- _Exercise materials_:
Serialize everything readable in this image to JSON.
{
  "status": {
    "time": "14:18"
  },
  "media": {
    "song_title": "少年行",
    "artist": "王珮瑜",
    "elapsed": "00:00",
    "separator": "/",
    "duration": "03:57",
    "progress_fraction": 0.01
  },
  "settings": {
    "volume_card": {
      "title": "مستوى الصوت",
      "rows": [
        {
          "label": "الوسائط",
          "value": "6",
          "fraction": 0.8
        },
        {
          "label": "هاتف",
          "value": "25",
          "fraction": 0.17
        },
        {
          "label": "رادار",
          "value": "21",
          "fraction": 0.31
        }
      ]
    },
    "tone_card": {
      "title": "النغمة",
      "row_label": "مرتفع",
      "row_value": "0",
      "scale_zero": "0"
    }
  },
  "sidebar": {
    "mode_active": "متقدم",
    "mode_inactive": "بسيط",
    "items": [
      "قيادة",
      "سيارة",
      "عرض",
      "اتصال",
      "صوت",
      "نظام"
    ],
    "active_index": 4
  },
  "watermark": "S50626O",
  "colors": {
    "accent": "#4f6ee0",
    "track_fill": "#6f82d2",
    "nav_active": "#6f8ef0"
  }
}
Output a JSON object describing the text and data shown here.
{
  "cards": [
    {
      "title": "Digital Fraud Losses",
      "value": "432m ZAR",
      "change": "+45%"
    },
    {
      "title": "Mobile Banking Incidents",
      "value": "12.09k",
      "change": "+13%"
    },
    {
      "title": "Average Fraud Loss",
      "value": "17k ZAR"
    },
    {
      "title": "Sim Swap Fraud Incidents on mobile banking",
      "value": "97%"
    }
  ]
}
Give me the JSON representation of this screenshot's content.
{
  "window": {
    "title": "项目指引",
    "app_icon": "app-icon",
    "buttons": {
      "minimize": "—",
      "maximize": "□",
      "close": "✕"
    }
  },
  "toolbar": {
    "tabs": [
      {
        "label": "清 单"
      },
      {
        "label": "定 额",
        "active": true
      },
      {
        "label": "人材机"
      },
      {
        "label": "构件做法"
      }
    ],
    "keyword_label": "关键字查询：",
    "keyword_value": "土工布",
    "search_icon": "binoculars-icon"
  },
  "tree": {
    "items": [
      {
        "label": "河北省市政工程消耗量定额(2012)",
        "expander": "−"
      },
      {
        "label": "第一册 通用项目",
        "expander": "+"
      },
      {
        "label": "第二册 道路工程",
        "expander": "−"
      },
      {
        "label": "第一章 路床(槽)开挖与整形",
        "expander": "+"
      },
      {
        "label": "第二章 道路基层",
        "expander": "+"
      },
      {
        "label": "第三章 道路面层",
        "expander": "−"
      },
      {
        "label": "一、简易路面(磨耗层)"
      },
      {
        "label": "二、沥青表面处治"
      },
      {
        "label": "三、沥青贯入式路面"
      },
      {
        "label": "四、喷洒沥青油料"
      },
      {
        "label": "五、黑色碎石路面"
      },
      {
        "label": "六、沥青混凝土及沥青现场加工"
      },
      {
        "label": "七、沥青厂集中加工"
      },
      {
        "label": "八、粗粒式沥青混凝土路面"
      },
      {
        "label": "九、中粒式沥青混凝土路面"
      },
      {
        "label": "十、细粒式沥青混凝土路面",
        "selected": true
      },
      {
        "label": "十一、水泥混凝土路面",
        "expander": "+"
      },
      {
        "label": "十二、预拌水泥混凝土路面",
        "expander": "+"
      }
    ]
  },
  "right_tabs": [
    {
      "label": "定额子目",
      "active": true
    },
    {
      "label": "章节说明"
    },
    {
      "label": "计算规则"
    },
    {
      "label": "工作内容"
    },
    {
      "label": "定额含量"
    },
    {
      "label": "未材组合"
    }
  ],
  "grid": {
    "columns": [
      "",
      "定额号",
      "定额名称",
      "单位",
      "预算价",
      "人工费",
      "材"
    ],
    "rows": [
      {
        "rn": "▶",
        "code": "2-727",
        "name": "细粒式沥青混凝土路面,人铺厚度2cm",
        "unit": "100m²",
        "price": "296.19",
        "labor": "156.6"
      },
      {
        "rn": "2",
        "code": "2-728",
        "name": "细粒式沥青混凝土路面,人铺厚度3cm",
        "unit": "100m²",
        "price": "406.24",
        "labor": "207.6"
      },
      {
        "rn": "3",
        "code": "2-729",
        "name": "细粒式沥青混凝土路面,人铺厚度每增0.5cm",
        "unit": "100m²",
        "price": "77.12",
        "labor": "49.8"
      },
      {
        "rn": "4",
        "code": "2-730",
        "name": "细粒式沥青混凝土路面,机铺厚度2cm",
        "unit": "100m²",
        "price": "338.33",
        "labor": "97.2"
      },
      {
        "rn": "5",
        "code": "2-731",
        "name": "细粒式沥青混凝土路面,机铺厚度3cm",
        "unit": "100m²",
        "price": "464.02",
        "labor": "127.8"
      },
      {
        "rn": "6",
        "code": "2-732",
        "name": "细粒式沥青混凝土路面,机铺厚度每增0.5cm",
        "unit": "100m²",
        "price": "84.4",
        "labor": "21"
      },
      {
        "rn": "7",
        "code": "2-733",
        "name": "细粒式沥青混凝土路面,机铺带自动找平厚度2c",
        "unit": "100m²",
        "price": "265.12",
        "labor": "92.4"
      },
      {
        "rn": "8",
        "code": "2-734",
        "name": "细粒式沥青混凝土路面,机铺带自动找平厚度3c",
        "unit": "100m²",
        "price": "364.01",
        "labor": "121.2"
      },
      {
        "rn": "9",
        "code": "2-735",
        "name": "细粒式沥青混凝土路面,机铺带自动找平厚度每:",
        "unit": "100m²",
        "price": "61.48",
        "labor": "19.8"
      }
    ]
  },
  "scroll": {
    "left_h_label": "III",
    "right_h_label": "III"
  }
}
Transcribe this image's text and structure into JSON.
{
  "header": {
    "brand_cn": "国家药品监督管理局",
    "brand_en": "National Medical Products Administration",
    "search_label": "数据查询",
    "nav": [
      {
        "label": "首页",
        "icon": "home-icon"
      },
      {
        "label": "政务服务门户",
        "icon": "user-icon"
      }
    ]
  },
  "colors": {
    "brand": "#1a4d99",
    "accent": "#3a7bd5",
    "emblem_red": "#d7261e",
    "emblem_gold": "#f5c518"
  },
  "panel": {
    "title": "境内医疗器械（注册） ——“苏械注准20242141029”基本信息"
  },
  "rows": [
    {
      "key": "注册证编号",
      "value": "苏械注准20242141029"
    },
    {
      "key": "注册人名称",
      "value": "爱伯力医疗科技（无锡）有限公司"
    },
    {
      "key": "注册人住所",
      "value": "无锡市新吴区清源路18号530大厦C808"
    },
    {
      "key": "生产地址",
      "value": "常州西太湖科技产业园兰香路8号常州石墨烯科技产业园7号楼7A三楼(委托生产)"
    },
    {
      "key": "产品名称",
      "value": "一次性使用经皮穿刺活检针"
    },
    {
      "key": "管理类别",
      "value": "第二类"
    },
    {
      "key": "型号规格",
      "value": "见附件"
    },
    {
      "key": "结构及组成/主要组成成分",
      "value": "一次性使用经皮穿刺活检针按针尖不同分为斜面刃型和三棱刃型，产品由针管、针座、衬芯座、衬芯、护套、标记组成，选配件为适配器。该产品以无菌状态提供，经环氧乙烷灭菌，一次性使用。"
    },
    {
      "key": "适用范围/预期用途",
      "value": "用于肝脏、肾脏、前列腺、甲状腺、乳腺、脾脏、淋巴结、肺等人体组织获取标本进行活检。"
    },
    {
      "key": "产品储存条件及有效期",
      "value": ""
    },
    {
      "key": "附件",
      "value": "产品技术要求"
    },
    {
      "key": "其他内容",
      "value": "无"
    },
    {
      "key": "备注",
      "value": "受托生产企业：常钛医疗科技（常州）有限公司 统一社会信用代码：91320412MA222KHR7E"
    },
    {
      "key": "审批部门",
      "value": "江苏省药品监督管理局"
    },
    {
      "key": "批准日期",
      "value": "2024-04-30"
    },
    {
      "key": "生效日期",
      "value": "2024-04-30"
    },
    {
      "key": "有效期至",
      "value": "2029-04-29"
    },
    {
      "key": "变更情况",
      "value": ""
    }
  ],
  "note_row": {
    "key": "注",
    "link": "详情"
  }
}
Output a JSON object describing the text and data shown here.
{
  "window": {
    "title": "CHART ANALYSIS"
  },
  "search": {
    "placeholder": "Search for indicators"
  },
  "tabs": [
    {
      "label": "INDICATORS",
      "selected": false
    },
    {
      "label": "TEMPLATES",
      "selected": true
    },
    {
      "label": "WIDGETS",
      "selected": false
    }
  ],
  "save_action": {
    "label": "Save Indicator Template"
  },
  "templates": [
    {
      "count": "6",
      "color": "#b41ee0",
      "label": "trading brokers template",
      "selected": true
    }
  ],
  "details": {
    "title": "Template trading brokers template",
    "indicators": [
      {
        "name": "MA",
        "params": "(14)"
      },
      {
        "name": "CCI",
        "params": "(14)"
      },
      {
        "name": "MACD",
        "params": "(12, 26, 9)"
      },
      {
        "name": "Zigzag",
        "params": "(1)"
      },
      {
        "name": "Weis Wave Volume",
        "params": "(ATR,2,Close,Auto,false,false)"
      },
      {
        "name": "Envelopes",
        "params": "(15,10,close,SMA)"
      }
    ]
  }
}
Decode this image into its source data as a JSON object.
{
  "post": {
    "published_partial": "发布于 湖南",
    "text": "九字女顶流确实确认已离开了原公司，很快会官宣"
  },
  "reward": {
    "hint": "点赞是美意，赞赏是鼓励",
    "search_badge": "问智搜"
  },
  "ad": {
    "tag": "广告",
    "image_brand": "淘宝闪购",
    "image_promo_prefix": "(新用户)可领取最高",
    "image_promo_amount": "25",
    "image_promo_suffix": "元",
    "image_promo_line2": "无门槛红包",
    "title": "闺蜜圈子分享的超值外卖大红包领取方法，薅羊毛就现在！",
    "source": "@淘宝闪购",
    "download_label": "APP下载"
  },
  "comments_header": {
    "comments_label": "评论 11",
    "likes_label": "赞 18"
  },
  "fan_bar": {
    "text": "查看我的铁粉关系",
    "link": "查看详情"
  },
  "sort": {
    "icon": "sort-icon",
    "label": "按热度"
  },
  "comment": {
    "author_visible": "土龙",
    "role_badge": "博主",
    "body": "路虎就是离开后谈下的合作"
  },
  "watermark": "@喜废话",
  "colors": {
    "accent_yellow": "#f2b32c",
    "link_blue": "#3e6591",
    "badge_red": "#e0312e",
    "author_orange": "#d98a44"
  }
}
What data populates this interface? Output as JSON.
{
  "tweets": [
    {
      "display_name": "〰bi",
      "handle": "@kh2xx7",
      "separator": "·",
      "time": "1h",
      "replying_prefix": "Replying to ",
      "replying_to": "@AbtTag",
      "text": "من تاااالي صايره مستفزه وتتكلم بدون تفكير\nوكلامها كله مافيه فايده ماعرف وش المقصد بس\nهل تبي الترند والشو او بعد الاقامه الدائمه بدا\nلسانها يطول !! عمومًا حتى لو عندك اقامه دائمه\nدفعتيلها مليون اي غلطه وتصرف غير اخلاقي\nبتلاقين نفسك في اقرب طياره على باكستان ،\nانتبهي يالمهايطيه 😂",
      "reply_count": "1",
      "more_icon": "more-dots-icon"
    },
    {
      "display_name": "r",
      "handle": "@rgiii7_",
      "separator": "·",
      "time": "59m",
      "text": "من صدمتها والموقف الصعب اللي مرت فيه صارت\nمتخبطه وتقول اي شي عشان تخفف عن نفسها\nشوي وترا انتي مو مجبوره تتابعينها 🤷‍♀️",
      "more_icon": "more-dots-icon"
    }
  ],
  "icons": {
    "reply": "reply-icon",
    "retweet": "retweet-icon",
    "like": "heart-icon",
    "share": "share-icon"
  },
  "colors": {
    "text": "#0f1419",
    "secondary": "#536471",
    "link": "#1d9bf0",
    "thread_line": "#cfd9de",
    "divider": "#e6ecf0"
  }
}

- _Given problem_: State only the count of lines above that hold the string "Fraud".

- _Exercise solution_: 3